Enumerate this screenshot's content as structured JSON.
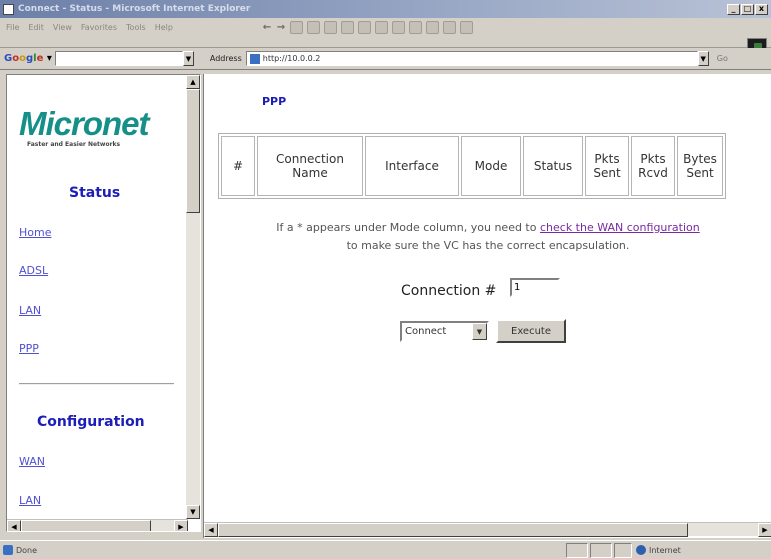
{
  "window": {
    "title": "Connect - Status - Microsoft Internet Explorer",
    "buttons": [
      "_",
      "□",
      "x"
    ]
  },
  "menubar": {
    "items": [
      "File",
      "Edit",
      "View",
      "Favorites",
      "Tools",
      "Help"
    ]
  },
  "googlebar": {
    "logo": "Google",
    "dropdown": "▾"
  },
  "addressbar": {
    "label": "Address",
    "url": "http://10.0.0.2",
    "go": "Go"
  },
  "sidebar": {
    "logo": "Micronet",
    "tagline": "Faster and Easier Networks",
    "status_heading": "Status",
    "status_links": [
      "Home",
      "ADSL",
      "LAN",
      "PPP"
    ],
    "config_heading": "Configuration",
    "config_links": [
      "WAN",
      "LAN"
    ]
  },
  "main": {
    "title": "PPP",
    "table_headers": [
      "#",
      "Connection Name",
      "Interface",
      "Mode",
      "Status",
      "Pkts Sent",
      "Pkts Rcvd",
      "Bytes Sent"
    ],
    "note_before": "If a * appears under Mode column, you need to ",
    "note_link": "check the WAN configuration",
    "note_after": "to make sure the VC has the correct encapsulation.",
    "connection_label": "Connection #",
    "connection_value": "1",
    "action_value": "Connect",
    "execute_label": "Execute"
  },
  "statusbar": {
    "text": "Done",
    "zone": "Internet"
  }
}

————————

What to produce: Each record should be quoted exactly, with the images omitted.

Response to this exercise:
Enumerate this screenshot's content as structured JSON.
{
  "window": {
    "title": "Connect - Status - Microsoft Internet Explorer",
    "buttons": [
      "_",
      "□",
      "x"
    ]
  },
  "menubar": {
    "items": [
      "File",
      "Edit",
      "View",
      "Favorites",
      "Tools",
      "Help"
    ]
  },
  "googlebar": {
    "logo": "Google",
    "dropdown": "▾"
  },
  "addressbar": {
    "label": "Address",
    "url": "http://10.0.0.2",
    "go": "Go"
  },
  "sidebar": {
    "logo": "Micronet",
    "tagline": "Faster and Easier Networks",
    "status_heading": "Status",
    "status_links": [
      "Home",
      "ADSL",
      "LAN",
      "PPP"
    ],
    "config_heading": "Configuration",
    "config_links": [
      "WAN",
      "LAN"
    ]
  },
  "main": {
    "title": "PPP",
    "table_headers": [
      "#",
      "Connection Name",
      "Interface",
      "Mode",
      "Status",
      "Pkts Sent",
      "Pkts Rcvd",
      "Bytes Sent"
    ],
    "note_before": "If a * appears under Mode column, you need to ",
    "note_link": "check the WAN configuration",
    "note_after": "to make sure the VC has the correct encapsulation.",
    "connection_label": "Connection #",
    "connection_value": "1",
    "action_value": "Connect",
    "execute_label": "Execute"
  },
  "statusbar": {
    "text": "Done",
    "zone": "Internet"
  }
}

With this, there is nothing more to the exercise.